Locate the string "subtitle" in the listing below. Copy every line where it is found.

(Entries with figure data)
━━━━

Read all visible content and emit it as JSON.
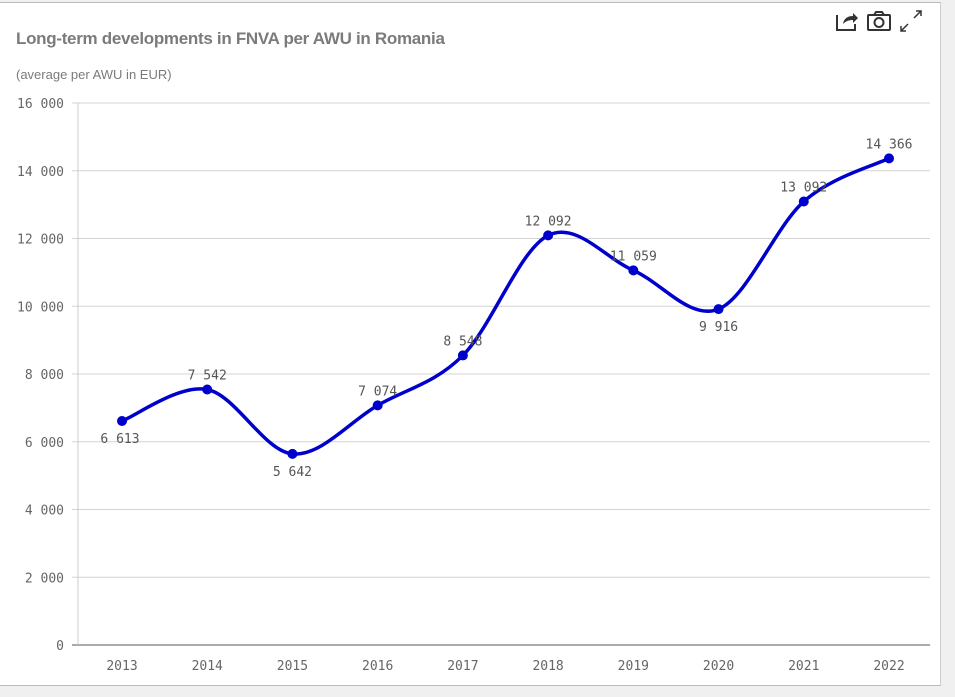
{
  "header": {
    "title": "Long-term developments in FNVA per AWU in  Romania",
    "subtitle": "(average per AWU in EUR)"
  },
  "toolbar": {
    "icons": [
      "share-icon",
      "camera-icon",
      "expand-icon"
    ]
  },
  "colors": {
    "line": "#0000cc",
    "grid": "#d3d3d3",
    "axis_text": "#666666"
  },
  "chart_data": {
    "type": "line",
    "title": "Long-term developments in FNVA per AWU in  Romania",
    "subtitle": "(average per AWU in EUR)",
    "categories": [
      "2013",
      "2014",
      "2015",
      "2016",
      "2017",
      "2018",
      "2019",
      "2020",
      "2021",
      "2022"
    ],
    "values": [
      6613,
      7542,
      5642,
      7074,
      8548,
      12092,
      11059,
      9916,
      13092,
      14366
    ],
    "data_labels": [
      "6 613",
      "7 542",
      "5 642",
      "7 074",
      "8 548",
      "12 092",
      "11 059",
      "9 916",
      "13 092",
      "14 366"
    ],
    "label_position": [
      "below",
      "above",
      "below",
      "above",
      "above",
      "above",
      "above",
      "below",
      "above",
      "above"
    ],
    "ylim": [
      0,
      16000
    ],
    "yticks": [
      0,
      2000,
      4000,
      6000,
      8000,
      10000,
      12000,
      14000,
      16000
    ],
    "ytick_labels": [
      "0",
      "2 000",
      "4 000",
      "6 000",
      "8 000",
      "10 000",
      "12 000",
      "14 000",
      "16 000"
    ],
    "grid": true,
    "smooth": true
  }
}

━━━━

### [SOLUTION FOR THIS EXERCISE]
    "subtitle": "(average per AWU in EUR)"
    "subtitle": "(average per AWU in EUR)",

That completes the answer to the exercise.